**PROVIDED DATA:**
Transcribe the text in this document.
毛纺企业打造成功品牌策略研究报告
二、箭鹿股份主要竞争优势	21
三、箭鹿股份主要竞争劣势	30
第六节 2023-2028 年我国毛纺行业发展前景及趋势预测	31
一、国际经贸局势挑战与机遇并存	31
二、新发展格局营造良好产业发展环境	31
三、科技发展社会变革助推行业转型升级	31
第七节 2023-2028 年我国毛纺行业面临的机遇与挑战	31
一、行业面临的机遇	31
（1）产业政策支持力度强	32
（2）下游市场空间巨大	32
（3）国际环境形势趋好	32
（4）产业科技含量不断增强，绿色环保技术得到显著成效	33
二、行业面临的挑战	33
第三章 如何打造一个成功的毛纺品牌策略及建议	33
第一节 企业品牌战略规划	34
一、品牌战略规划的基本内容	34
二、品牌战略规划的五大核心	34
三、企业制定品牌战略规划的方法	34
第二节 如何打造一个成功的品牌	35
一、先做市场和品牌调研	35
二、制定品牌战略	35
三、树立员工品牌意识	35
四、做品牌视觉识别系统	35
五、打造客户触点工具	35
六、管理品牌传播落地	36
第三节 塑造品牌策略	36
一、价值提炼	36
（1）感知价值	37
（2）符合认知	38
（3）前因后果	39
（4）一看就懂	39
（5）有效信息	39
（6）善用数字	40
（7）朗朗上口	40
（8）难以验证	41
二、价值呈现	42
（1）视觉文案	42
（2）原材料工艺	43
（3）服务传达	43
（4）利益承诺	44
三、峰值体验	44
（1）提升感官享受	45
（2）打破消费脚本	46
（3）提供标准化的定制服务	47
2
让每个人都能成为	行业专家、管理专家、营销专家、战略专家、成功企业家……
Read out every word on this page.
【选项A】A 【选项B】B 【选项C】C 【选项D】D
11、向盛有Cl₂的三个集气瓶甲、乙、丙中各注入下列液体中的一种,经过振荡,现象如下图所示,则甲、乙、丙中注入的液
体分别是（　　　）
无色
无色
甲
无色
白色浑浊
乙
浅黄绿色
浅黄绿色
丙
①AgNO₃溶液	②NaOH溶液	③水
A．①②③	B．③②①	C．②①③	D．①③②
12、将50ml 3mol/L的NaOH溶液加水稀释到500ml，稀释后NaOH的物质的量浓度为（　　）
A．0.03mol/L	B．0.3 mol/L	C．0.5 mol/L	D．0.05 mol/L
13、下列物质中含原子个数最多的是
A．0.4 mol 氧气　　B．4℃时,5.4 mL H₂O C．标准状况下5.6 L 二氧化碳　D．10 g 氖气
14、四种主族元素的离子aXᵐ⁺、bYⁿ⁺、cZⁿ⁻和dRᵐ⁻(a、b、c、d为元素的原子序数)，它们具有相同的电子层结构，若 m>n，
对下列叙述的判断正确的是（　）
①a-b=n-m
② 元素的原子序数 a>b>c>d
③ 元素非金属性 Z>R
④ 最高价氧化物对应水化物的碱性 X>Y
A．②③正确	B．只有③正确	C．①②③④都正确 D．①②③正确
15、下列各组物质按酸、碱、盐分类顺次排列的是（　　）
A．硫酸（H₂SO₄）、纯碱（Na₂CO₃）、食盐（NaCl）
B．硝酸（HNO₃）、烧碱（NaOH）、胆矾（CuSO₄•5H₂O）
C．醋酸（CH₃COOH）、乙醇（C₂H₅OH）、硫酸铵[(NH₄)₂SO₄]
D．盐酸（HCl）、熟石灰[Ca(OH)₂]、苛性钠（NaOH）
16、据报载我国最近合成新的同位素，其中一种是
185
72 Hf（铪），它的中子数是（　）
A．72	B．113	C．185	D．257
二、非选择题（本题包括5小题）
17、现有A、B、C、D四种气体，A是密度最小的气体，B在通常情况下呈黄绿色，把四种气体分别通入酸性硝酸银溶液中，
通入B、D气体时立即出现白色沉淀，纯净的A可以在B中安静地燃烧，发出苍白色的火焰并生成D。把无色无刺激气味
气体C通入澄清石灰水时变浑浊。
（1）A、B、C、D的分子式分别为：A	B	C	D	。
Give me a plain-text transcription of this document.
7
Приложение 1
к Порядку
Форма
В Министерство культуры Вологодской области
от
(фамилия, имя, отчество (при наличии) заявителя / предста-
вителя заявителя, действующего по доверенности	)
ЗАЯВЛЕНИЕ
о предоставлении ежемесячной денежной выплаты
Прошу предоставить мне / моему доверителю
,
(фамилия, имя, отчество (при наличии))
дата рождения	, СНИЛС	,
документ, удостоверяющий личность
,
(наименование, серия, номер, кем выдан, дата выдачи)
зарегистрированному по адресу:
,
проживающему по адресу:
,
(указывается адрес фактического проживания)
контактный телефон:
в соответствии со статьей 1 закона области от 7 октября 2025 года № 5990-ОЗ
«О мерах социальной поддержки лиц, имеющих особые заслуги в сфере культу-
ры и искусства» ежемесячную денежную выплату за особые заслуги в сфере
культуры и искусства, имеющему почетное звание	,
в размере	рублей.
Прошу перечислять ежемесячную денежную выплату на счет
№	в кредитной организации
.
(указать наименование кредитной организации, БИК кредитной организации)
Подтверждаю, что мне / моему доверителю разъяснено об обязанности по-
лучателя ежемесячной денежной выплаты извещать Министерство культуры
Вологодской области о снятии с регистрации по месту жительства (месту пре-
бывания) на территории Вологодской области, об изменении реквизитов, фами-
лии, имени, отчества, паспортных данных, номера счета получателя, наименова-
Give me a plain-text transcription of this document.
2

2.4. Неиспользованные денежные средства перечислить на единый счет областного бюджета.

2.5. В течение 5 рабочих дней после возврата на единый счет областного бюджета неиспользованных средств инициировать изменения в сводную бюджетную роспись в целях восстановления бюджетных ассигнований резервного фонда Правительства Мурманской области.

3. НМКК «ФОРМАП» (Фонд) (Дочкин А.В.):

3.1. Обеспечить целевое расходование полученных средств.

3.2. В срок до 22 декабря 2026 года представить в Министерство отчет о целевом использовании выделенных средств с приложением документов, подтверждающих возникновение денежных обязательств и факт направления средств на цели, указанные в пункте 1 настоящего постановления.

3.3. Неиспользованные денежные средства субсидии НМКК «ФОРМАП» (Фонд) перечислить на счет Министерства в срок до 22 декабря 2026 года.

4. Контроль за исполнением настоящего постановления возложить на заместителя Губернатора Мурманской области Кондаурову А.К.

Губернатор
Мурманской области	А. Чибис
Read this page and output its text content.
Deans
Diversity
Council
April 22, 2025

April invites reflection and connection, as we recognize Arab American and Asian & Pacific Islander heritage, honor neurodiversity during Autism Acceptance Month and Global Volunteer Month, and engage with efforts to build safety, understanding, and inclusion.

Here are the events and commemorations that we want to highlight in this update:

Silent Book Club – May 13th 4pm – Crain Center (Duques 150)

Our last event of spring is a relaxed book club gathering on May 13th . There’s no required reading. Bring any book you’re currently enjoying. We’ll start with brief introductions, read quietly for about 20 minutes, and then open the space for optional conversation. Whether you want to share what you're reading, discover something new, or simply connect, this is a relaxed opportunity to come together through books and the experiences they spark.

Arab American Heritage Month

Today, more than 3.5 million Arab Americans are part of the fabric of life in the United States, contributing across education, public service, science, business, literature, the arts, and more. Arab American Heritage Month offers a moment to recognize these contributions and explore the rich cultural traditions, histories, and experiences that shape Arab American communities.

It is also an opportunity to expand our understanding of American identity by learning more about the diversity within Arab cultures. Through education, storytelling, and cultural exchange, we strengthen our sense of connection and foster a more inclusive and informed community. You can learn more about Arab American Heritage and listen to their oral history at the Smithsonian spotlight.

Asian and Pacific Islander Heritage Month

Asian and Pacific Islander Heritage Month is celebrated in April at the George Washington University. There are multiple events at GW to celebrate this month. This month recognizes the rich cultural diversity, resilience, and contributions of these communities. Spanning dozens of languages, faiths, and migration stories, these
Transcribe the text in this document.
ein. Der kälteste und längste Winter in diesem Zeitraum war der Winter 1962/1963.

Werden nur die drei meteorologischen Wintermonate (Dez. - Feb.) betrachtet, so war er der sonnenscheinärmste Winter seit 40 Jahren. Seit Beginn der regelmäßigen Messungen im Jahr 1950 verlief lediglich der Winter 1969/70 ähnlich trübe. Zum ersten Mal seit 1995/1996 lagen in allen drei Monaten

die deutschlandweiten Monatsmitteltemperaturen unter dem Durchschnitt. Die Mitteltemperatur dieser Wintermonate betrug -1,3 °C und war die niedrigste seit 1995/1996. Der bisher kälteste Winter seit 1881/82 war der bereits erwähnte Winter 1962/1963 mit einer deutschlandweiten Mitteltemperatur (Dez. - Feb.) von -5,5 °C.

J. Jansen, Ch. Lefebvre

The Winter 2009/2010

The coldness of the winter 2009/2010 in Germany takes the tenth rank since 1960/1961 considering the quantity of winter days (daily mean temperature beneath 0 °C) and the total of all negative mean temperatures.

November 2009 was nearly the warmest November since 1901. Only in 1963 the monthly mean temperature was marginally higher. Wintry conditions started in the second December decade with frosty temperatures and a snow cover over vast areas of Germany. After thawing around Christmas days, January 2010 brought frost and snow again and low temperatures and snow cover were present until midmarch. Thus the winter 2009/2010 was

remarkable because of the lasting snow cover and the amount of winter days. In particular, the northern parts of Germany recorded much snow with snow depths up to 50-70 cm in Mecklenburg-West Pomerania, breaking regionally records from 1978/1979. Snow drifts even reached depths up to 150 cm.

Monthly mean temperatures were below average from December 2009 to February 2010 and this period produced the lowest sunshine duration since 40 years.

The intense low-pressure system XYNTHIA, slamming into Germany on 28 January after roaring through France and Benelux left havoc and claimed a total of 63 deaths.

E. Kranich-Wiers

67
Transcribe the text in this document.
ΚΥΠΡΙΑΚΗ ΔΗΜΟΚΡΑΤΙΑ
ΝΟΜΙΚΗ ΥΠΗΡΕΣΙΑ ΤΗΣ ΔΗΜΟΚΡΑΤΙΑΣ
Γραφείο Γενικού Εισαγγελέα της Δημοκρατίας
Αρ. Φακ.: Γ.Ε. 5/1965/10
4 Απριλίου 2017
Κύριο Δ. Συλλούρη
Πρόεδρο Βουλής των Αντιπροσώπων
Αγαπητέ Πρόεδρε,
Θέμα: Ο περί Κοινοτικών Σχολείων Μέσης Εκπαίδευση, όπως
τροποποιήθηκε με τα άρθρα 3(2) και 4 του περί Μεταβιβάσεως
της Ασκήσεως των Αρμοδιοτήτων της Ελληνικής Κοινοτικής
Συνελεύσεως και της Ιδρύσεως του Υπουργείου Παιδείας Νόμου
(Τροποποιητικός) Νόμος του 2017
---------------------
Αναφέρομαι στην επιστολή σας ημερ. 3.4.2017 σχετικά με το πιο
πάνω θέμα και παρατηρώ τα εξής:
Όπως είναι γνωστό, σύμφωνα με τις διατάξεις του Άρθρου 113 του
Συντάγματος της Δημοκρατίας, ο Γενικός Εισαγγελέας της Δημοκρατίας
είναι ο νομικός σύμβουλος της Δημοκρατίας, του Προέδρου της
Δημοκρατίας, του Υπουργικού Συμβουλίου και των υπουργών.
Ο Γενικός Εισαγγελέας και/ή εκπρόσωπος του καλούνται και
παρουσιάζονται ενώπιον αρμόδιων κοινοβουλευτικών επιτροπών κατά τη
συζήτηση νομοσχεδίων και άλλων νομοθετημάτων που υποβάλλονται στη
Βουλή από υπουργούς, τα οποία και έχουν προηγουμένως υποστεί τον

**REQUIREMENT:** Gather every line from the listing above in which the word "these" appears.

**REPLY:**
Today, more than 3.5 million Arab Americans are part of the fabric of life in the United States, contributing across education, public service, science, business, literature, the arts, and more. Arab American Heritage Month offers a moment to recognize these contributions and explore the rich cultural traditions, histories, and experiences that shape Arab American communities.
Asian and Pacific Islander Heritage Month is celebrated in April at the George Washington University. There are multiple events at GW to celebrate this month. This month recognizes the rich cultural diversity, resilience, and contributions of these communities. Spanning dozens of languages, faiths, and migration stories, these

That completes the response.